--- Written instruction ---
Return each line containing "fill".

--- Listed entries ---
++++++++++
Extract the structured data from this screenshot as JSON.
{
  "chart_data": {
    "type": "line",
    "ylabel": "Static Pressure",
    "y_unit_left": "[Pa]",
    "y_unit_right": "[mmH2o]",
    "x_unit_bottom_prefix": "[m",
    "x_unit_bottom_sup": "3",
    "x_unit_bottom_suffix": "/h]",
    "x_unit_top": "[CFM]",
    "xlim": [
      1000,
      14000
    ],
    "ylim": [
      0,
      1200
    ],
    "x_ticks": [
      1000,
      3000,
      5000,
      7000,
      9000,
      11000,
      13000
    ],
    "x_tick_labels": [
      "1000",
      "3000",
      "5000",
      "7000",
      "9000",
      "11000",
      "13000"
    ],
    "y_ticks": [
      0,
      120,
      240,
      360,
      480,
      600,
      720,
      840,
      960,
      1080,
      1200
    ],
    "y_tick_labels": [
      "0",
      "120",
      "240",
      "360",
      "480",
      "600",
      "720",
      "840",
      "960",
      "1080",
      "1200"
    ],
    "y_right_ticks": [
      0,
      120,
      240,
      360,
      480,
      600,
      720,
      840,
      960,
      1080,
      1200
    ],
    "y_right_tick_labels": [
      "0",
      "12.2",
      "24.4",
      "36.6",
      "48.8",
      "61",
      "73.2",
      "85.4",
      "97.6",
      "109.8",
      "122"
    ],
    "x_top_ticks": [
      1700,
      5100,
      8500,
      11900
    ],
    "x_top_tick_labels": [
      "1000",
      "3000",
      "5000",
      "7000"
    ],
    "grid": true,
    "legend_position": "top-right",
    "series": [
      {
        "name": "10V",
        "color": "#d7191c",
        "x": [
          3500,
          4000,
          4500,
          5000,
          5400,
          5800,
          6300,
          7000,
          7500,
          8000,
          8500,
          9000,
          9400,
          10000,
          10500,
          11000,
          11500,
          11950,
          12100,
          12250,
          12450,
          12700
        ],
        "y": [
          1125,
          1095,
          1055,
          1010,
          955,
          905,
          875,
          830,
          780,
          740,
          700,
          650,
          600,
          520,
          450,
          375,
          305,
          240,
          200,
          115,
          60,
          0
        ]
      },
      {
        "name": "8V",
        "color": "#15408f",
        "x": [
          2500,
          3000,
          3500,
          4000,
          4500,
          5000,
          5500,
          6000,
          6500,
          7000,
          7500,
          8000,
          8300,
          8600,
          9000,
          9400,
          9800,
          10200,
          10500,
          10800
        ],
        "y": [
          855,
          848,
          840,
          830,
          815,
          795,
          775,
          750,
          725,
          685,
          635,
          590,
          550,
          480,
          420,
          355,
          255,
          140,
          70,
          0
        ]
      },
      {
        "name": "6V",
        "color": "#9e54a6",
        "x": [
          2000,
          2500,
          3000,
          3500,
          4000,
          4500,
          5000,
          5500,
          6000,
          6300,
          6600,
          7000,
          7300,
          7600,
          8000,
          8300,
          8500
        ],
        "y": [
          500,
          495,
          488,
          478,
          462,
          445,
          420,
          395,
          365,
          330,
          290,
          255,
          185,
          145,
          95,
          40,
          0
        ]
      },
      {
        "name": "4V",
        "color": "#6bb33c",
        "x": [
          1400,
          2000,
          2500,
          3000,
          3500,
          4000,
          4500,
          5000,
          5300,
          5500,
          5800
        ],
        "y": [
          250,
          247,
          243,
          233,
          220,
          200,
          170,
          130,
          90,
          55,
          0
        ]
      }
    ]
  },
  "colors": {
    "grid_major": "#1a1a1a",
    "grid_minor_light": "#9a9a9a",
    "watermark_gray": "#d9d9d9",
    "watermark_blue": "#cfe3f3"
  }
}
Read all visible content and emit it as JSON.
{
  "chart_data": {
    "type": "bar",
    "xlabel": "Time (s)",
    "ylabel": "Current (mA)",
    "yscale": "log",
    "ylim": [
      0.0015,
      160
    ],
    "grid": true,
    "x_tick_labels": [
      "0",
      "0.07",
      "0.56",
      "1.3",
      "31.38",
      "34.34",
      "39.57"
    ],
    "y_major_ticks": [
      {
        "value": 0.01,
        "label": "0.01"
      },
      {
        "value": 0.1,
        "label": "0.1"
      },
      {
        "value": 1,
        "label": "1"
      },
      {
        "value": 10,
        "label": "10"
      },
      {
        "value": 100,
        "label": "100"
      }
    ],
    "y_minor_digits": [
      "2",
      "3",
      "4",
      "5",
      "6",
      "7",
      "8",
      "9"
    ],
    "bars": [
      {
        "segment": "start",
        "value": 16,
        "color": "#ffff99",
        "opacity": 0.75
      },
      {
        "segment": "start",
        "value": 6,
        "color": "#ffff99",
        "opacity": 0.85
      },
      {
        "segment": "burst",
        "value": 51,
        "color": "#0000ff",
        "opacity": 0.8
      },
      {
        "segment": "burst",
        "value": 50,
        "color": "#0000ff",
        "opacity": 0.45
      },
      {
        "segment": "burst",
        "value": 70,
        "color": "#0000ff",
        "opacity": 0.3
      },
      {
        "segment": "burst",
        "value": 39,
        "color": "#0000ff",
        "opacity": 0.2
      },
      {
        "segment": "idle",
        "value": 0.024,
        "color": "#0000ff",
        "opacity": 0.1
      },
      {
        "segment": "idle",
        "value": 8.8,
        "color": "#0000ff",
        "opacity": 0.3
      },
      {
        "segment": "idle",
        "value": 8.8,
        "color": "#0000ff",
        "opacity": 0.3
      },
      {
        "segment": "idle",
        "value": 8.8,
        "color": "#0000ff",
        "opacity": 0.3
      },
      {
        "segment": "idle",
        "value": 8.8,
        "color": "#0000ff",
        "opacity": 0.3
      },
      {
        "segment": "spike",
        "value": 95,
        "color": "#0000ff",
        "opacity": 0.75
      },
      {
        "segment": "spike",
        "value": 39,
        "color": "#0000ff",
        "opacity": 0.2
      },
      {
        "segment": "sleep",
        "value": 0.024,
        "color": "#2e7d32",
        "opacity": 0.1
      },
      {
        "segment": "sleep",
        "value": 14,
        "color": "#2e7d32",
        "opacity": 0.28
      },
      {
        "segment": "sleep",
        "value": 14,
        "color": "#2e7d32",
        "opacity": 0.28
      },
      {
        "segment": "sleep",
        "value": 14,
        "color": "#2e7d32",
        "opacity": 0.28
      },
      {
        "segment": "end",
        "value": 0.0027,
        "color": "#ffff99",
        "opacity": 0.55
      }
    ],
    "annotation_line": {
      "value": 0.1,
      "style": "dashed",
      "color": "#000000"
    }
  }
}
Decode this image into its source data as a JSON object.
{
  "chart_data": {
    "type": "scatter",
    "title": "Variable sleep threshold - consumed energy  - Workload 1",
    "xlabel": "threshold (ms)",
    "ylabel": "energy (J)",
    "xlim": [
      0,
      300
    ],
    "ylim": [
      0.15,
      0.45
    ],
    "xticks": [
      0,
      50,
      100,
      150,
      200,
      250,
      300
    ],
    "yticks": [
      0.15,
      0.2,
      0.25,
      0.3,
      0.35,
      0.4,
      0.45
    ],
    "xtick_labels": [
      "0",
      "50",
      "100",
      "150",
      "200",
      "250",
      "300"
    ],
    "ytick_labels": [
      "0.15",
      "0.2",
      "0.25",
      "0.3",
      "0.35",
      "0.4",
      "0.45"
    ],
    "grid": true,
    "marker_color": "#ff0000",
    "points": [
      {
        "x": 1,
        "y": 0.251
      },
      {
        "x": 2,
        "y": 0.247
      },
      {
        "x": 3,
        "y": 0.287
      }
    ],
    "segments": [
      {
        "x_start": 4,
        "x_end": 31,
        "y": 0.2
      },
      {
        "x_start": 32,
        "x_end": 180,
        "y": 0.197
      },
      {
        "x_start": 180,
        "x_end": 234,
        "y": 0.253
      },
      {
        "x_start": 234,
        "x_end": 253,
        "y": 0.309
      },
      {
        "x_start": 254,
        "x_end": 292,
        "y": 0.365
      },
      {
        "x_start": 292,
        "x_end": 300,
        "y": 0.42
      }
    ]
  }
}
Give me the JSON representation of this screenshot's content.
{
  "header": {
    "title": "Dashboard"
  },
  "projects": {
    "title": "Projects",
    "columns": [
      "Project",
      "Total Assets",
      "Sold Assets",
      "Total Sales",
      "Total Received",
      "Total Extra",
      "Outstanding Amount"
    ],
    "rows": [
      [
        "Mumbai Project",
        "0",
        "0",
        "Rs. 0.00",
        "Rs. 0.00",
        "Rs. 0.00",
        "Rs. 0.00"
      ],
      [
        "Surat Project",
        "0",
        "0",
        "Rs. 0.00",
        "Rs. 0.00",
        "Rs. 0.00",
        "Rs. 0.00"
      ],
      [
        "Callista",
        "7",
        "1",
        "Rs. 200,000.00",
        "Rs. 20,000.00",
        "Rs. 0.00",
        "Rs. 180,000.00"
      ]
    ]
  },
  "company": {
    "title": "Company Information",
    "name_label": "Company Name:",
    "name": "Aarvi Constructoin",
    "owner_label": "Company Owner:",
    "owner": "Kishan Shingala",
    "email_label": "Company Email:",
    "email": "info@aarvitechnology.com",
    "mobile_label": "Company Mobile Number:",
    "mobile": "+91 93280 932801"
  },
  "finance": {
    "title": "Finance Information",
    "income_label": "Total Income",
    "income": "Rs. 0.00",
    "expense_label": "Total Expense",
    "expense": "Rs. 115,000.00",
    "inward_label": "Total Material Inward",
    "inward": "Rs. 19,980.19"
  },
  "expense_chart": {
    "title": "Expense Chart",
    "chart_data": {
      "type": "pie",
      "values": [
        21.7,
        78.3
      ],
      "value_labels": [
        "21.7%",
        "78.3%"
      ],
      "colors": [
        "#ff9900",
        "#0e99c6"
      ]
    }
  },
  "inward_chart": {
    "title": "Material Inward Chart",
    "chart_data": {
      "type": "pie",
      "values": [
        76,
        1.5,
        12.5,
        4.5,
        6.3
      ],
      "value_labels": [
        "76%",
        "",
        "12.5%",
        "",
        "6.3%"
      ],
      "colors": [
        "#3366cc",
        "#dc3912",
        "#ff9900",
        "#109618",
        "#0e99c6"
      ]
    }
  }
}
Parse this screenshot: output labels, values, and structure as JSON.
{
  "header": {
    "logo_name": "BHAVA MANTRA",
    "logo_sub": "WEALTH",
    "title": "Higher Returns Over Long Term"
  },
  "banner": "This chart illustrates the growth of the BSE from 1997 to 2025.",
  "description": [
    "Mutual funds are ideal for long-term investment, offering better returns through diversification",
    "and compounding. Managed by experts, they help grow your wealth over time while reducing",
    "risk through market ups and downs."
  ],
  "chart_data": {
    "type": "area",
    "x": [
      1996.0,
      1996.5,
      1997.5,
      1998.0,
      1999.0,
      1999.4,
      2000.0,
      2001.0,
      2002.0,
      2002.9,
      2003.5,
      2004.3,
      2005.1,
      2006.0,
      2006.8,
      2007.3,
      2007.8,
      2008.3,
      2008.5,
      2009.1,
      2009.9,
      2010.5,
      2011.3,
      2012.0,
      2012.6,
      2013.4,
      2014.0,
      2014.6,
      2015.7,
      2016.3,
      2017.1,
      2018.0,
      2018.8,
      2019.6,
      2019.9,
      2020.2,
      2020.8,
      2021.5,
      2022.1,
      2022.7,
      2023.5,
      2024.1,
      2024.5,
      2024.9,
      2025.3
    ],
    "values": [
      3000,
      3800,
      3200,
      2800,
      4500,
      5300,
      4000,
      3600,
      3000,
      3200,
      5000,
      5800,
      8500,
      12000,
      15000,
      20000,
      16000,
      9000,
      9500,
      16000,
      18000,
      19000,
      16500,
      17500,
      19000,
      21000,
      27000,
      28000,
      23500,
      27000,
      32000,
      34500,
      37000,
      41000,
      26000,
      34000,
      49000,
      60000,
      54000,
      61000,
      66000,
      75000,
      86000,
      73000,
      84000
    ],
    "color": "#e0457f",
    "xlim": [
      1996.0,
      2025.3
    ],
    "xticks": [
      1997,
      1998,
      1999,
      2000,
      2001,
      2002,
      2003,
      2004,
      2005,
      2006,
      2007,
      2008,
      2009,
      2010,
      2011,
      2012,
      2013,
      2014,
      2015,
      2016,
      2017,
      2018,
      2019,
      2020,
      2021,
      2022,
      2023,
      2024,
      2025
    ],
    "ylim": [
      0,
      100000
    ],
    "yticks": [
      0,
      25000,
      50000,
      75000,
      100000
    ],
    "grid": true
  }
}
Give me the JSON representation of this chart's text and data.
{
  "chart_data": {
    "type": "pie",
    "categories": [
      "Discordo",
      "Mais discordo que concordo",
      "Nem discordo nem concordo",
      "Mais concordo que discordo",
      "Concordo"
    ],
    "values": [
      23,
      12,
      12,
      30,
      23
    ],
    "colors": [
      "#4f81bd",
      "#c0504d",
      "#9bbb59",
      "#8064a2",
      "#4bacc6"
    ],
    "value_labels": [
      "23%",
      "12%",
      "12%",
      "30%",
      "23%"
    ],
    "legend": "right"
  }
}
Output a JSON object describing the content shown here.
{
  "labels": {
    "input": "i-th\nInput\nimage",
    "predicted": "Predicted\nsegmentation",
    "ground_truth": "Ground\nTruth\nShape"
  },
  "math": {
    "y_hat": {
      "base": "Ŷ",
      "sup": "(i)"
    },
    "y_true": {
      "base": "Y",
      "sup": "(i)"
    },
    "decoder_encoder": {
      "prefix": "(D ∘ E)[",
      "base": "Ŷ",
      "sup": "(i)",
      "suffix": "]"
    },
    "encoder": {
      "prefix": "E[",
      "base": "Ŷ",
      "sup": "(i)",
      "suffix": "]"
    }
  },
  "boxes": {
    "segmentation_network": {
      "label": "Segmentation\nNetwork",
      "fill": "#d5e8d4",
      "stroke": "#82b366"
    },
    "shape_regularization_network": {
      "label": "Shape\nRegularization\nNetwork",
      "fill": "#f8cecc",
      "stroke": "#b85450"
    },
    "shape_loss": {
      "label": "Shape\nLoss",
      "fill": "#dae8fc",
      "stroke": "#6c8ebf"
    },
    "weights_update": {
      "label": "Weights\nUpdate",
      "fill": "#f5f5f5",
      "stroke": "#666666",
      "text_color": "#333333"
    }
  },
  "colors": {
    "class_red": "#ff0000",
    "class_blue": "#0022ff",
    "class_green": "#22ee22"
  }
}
++++++++++
--- Full solution ---
      "fill": "#d5e8d4",
      "fill": "#f8cecc",
      "fill": "#dae8fc",
      "fill": "#f5f5f5",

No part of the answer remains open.